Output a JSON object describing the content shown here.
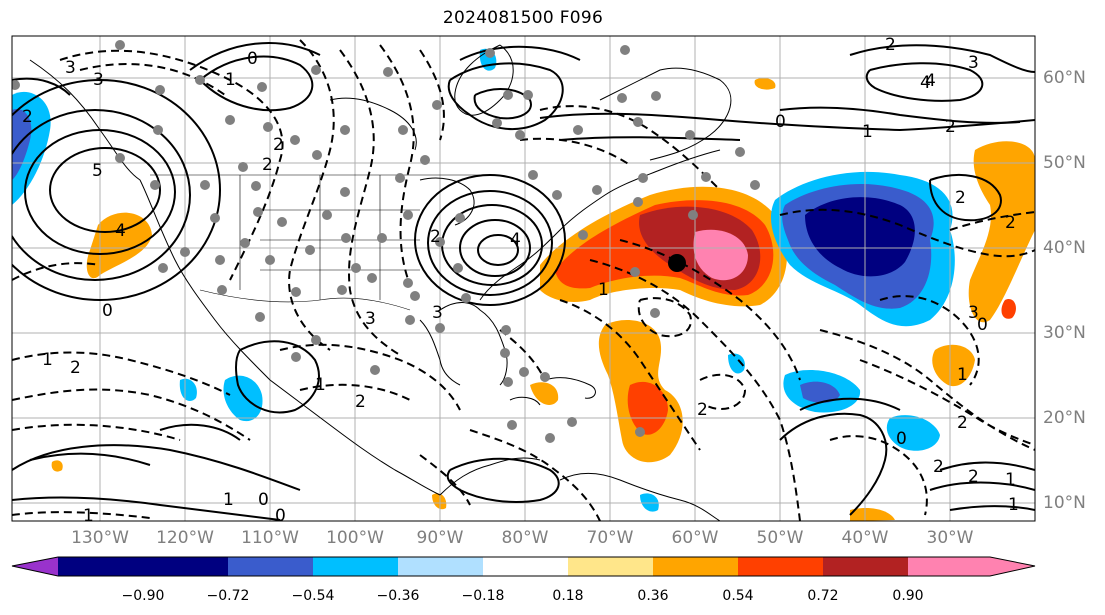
{
  "title": "2024081500 F096",
  "lon_labels": [
    "130°W",
    "120°W",
    "110°W",
    "100°W",
    "90°W",
    "80°W",
    "70°W",
    "60°W",
    "50°W",
    "40°W",
    "30°W"
  ],
  "lat_labels": [
    "60°N",
    "50°N",
    "40°N",
    "30°N",
    "20°N",
    "10°N"
  ],
  "colorbar": {
    "ticks": [
      "−0.90",
      "−0.72",
      "−0.54",
      "−0.36",
      "−0.18",
      "0.18",
      "0.36",
      "0.54",
      "0.72",
      "0.90"
    ],
    "colors": [
      "#9932cc",
      "#000080",
      "#3a5ccc",
      "#00bfff",
      "#b0e0ff",
      "#ffffff",
      "#ffe68a",
      "#ffa500",
      "#ff4000",
      "#b22222",
      "#ff82b0"
    ]
  },
  "contour_labels": [
    "3",
    "2",
    "1",
    "0",
    "2",
    "2",
    "2",
    "3",
    "5",
    "4",
    "4",
    "3",
    "0",
    "2",
    "1",
    "2",
    "3",
    "1",
    "2",
    "0",
    "2",
    "4",
    "3",
    "2",
    "0",
    "2",
    "1",
    "1",
    "2",
    "0",
    "1",
    "2",
    "2",
    "1",
    "2",
    "1",
    "0",
    "1",
    "0",
    "3",
    "4",
    "1"
  ]
}
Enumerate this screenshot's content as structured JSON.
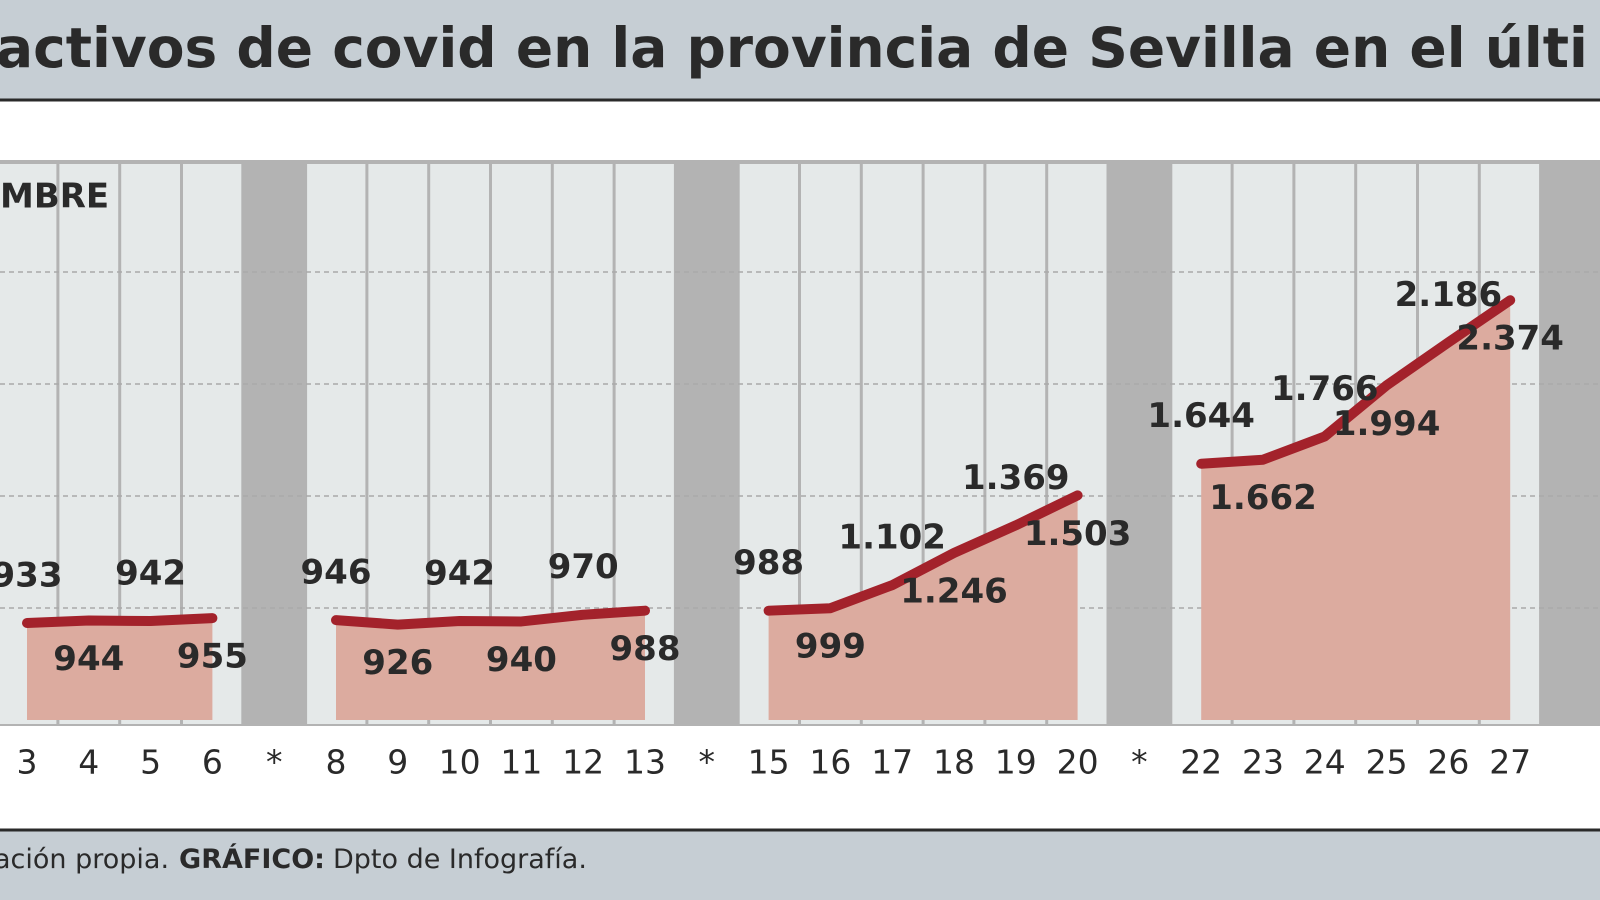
{
  "chart_data": {
    "type": "line",
    "title": "activos de covid en la provincia de Sevilla en el últi",
    "period_label": "MBRE",
    "categories": [
      "3",
      "4",
      "5",
      "6",
      "*",
      "8",
      "9",
      "10",
      "11",
      "12",
      "13",
      "*",
      "15",
      "16",
      "17",
      "18",
      "19",
      "20",
      "*",
      "22",
      "23",
      "24",
      "25",
      "26",
      "27"
    ],
    "series": [
      {
        "color": "#a3222b",
        "values": [
          933,
          944,
          942,
          955,
          null,
          946,
          926,
          942,
          940,
          970,
          988,
          null,
          988,
          999,
          1102,
          1246,
          1369,
          1503,
          null,
          1644,
          1662,
          1766,
          1994,
          2186,
          2374
        ],
        "value_labels": [
          "933",
          "944",
          "942",
          "955",
          null,
          "946",
          "926",
          "942",
          "940",
          "970",
          "988",
          null,
          "988",
          "999",
          "1.102",
          "1.246",
          "1.369",
          "1.503",
          null,
          "1.644",
          "1.662",
          "1.766",
          "1.994",
          "2.186",
          "2.374"
        ]
      }
    ],
    "area_color": "#dcab9f",
    "ylim": [
      500,
      3000
    ],
    "yticks": [
      1000,
      1500,
      2000,
      2500
    ],
    "grid": true,
    "source": "ación propia.",
    "credit_label": "GRÁFICO:",
    "credit": "Dpto de Infografía."
  }
}
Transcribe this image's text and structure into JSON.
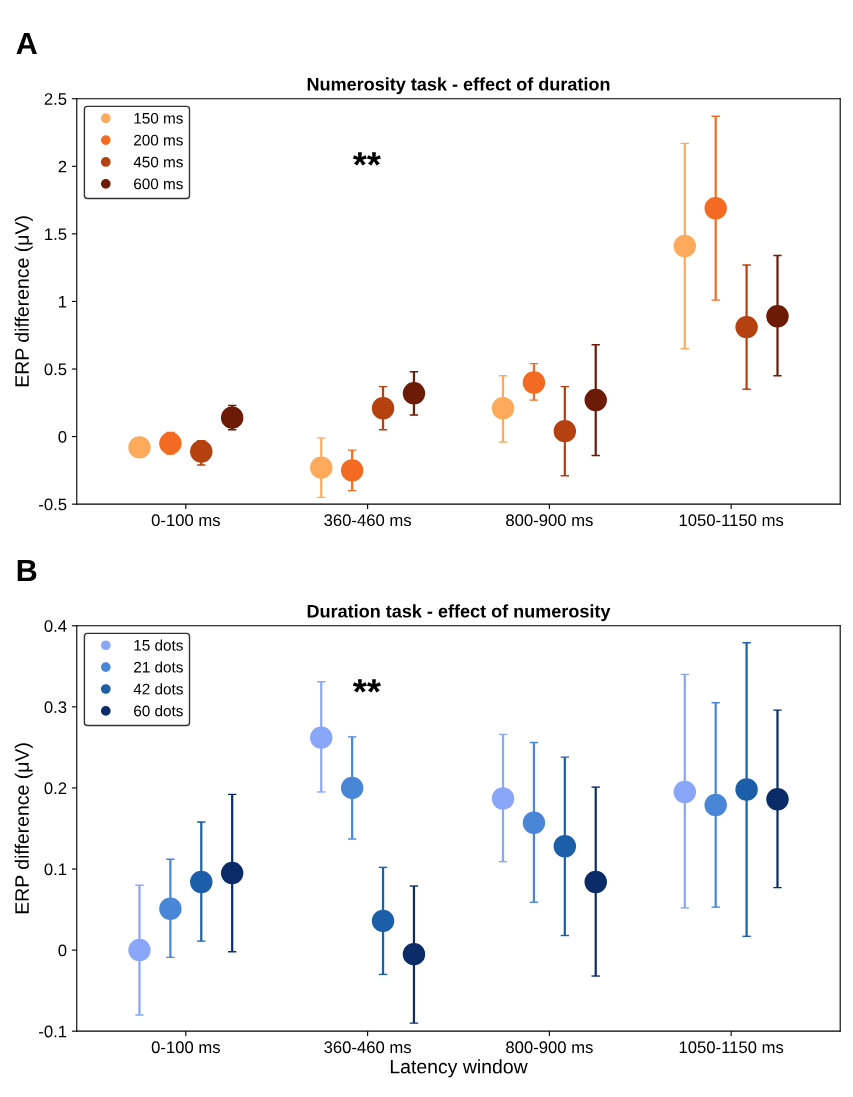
{
  "chart_data": [
    {
      "type": "scatter",
      "title": "Numerosity task - effect of duration",
      "ylabel": "ERP difference (μV)",
      "categories": [
        "0-100 ms",
        "360-460 ms",
        "800-900 ms",
        "1050-1150 ms"
      ],
      "ylim": [
        -0.5,
        2.5
      ],
      "yticks": [
        -0.5,
        0,
        0.5,
        1,
        1.5,
        2,
        2.5
      ],
      "marker": "circle",
      "grid": false,
      "legend": "top left",
      "annotations": [
        "A",
        "**"
      ],
      "series": [
        {
          "name": "150 ms",
          "color": "#fdaa5c",
          "values": [
            -0.08,
            -0.23,
            0.21,
            1.41
          ],
          "errors": [
            [
              -0.14,
              -0.02
            ],
            [
              -0.45,
              -0.01
            ],
            [
              -0.04,
              0.45
            ],
            [
              0.65,
              2.17
            ]
          ]
        },
        {
          "name": "200 ms",
          "color": "#f36b22",
          "values": [
            -0.05,
            -0.25,
            0.4,
            1.69
          ],
          "errors": [
            [
              -0.13,
              0.03
            ],
            [
              -0.4,
              -0.1
            ],
            [
              0.27,
              0.54
            ],
            [
              1.01,
              2.37
            ]
          ]
        },
        {
          "name": "450 ms",
          "color": "#b4410f",
          "values": [
            -0.11,
            0.21,
            0.04,
            0.81
          ],
          "errors": [
            [
              -0.21,
              -0.03
            ],
            [
              0.05,
              0.37
            ],
            [
              -0.29,
              0.37
            ],
            [
              0.35,
              1.27
            ]
          ]
        },
        {
          "name": "600 ms",
          "color": "#6d1a06",
          "values": [
            0.14,
            0.32,
            0.27,
            0.89
          ],
          "errors": [
            [
              0.05,
              0.23
            ],
            [
              0.16,
              0.48
            ],
            [
              -0.14,
              0.68
            ],
            [
              0.45,
              1.34
            ]
          ]
        }
      ]
    },
    {
      "type": "scatter",
      "title": "Duration task - effect of numerosity",
      "ylabel": "ERP difference (μV)",
      "xlabel": "Latency window",
      "categories": [
        "0-100 ms",
        "360-460 ms",
        "800-900 ms",
        "1050-1150 ms"
      ],
      "ylim": [
        -0.1,
        0.4
      ],
      "yticks": [
        -0.1,
        0,
        0.1,
        0.2,
        0.3,
        0.4
      ],
      "marker": "circle",
      "grid": false,
      "legend": "top left",
      "annotations": [
        "B",
        "**"
      ],
      "series": [
        {
          "name": "15 dots",
          "color": "#8aa6f8",
          "values": [
            0.0,
            0.262,
            0.187,
            0.195
          ],
          "errors": [
            [
              -0.08,
              0.08
            ],
            [
              0.195,
              0.331
            ],
            [
              0.109,
              0.266
            ],
            [
              0.052,
              0.34
            ]
          ]
        },
        {
          "name": "21 dots",
          "color": "#4a86d8",
          "values": [
            0.051,
            0.2,
            0.157,
            0.179
          ],
          "errors": [
            [
              -0.009,
              0.112
            ],
            [
              0.137,
              0.263
            ],
            [
              0.059,
              0.256
            ],
            [
              0.053,
              0.305
            ]
          ]
        },
        {
          "name": "42 dots",
          "color": "#1c5fa8",
          "values": [
            0.084,
            0.036,
            0.128,
            0.198
          ],
          "errors": [
            [
              0.011,
              0.158
            ],
            [
              -0.03,
              0.102
            ],
            [
              0.018,
              0.238
            ],
            [
              0.017,
              0.379
            ]
          ]
        },
        {
          "name": "60 dots",
          "color": "#0b2c68",
          "values": [
            0.095,
            -0.005,
            0.084,
            0.186
          ],
          "errors": [
            [
              -0.002,
              0.192
            ],
            [
              -0.09,
              0.079
            ],
            [
              -0.032,
              0.201
            ],
            [
              0.077,
              0.296
            ]
          ]
        }
      ]
    }
  ]
}
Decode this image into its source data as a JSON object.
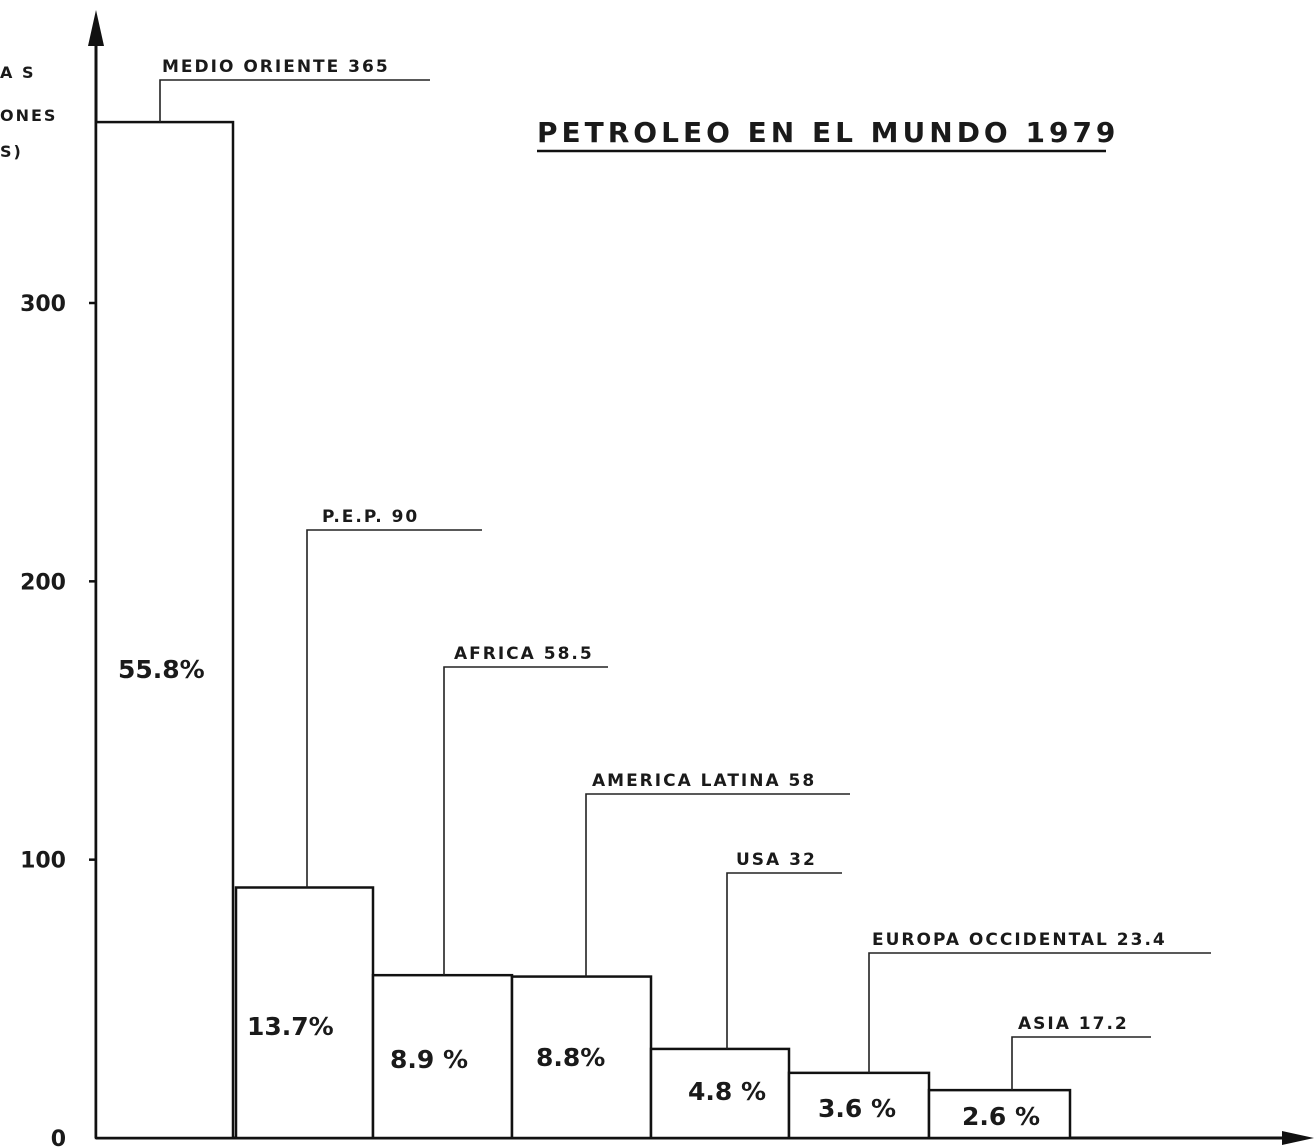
{
  "chart_data": {
    "type": "bar",
    "title": "PETROLEO EN EL MUNDO 1979",
    "ylabel_lines": [
      "A S",
      "ONES",
      "S)"
    ],
    "categories": [
      "MEDIO ORIENTE",
      "P.E.P.",
      "AFRICA",
      "AMERICA LATINA",
      "USA",
      "EUROPA OCCIDENTAL",
      "ASIA"
    ],
    "labels": [
      "MEDIO ORIENTE 365",
      "P.E.P. 90",
      "AFRICA 58.5",
      "AMERICA LATINA 58",
      "USA 32",
      "EUROPA OCCIDENTAL 23.4",
      "ASIA 17.2"
    ],
    "values": [
      365,
      90,
      58.5,
      58,
      32,
      23.4,
      17.2
    ],
    "percentages": [
      "55.8%",
      "13.7%",
      "8.9 %",
      "8.8%",
      "4.8 %",
      "3.6 %",
      "2.6 %"
    ],
    "yticks": [
      "0",
      "100",
      "200",
      "300"
    ],
    "ylim": [
      0,
      400
    ],
    "grid": false,
    "legend": "none"
  }
}
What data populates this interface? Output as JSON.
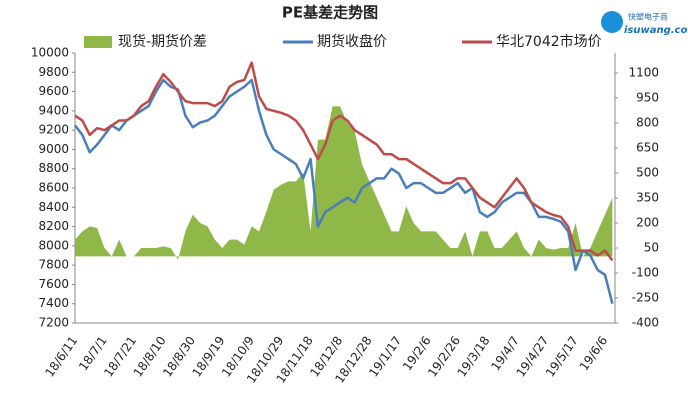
{
  "chart_data": {
    "type": "combo",
    "title": "PE基差走势图",
    "logo": {
      "name": "快塑电子商",
      "site": "isuwang.com"
    },
    "categories": [
      "18/6/11",
      null,
      null,
      null,
      "18/7/1",
      null,
      null,
      null,
      "18/7/21",
      null,
      null,
      null,
      "18/8/10",
      null,
      null,
      null,
      "18/8/30",
      null,
      null,
      null,
      "18/9/19",
      null,
      null,
      null,
      "18/10/9",
      null,
      null,
      null,
      "18/10/29",
      null,
      null,
      null,
      "18/11/18",
      null,
      null,
      null,
      "18/12/8",
      null,
      null,
      null,
      "18/12/28",
      null,
      null,
      null,
      "19/1/17",
      null,
      null,
      null,
      "19/2/6",
      null,
      null,
      null,
      "19/2/26",
      null,
      null,
      null,
      "19/3/18",
      null,
      null,
      null,
      "19/4/7",
      null,
      null,
      null,
      "19/4/27",
      null,
      null,
      null,
      "19/5/17",
      null,
      null,
      null,
      "19/6/6",
      null
    ],
    "series": [
      {
        "name": "现货-期货价差",
        "kind": "area",
        "axis": "y2",
        "color": "#8fb849",
        "values": [
          100,
          150,
          180,
          170,
          50,
          0,
          100,
          0,
          0,
          50,
          50,
          50,
          60,
          50,
          -20,
          150,
          250,
          200,
          180,
          100,
          50,
          100,
          100,
          70,
          180,
          150,
          270,
          400,
          430,
          450,
          450,
          500,
          150,
          700,
          700,
          900,
          900,
          800,
          750,
          550,
          450,
          350,
          250,
          150,
          150,
          300,
          200,
          150,
          150,
          150,
          100,
          50,
          50,
          150,
          0,
          150,
          150,
          50,
          50,
          100,
          150,
          50,
          0,
          100,
          50,
          40,
          50,
          50,
          200,
          0,
          50,
          150,
          250,
          350
        ]
      },
      {
        "name": "期货收盘价",
        "kind": "line",
        "color": "#4a7ebb",
        "values": [
          9250,
          9150,
          8970,
          9050,
          9150,
          9250,
          9200,
          9300,
          9350,
          9400,
          9450,
          9600,
          9720,
          9650,
          9620,
          9350,
          9230,
          9280,
          9300,
          9350,
          9450,
          9550,
          9600,
          9650,
          9720,
          9400,
          9150,
          9000,
          8950,
          8900,
          8850,
          8700,
          8900,
          8200,
          8350,
          8400,
          8450,
          8500,
          8450,
          8600,
          8650,
          8700,
          8700,
          8800,
          8750,
          8600,
          8650,
          8650,
          8600,
          8550,
          8550,
          8600,
          8650,
          8550,
          8600,
          8350,
          8300,
          8350,
          8450,
          8500,
          8550,
          8550,
          8450,
          8300,
          8300,
          8280,
          8250,
          8150,
          7750,
          7950,
          7900,
          7750,
          7700,
          7400
        ]
      },
      {
        "name": "华北7042市场价",
        "kind": "line",
        "color": "#be4b48",
        "values": [
          9350,
          9300,
          9150,
          9220,
          9200,
          9250,
          9300,
          9300,
          9350,
          9450,
          9500,
          9650,
          9780,
          9700,
          9600,
          9500,
          9480,
          9480,
          9480,
          9450,
          9500,
          9650,
          9700,
          9720,
          9900,
          9550,
          9420,
          9400,
          9380,
          9350,
          9300,
          9200,
          9050,
          8900,
          9050,
          9300,
          9350,
          9300,
          9200,
          9150,
          9100,
          9050,
          8950,
          8950,
          8900,
          8900,
          8850,
          8800,
          8750,
          8700,
          8650,
          8650,
          8700,
          8700,
          8600,
          8500,
          8450,
          8400,
          8500,
          8600,
          8700,
          8600,
          8450,
          8400,
          8350,
          8320,
          8300,
          8200,
          7950,
          7950,
          7950,
          7900,
          7950,
          7850
        ]
      }
    ],
    "ylim": [
      7200,
      10000
    ],
    "yticks": [
      7200,
      7400,
      7600,
      7800,
      8000,
      8200,
      8400,
      8600,
      8800,
      9000,
      9200,
      9400,
      9600,
      9800,
      10000
    ],
    "y2lim": [
      -400,
      1220
    ],
    "y2ticks": [
      -400,
      -250,
      -100,
      50,
      200,
      350,
      500,
      650,
      800,
      950,
      1100
    ],
    "grid": false
  }
}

━━━━━━━━━━━━━━━━━━━━━━━━━━━━━━

# [Instructions to follow]
Return each line in the records that holds the string "grid".

# [Exercise answer]
    "grid": true,
      "grid": false,
      "grid": false,
    "grid": false,
    "grid": false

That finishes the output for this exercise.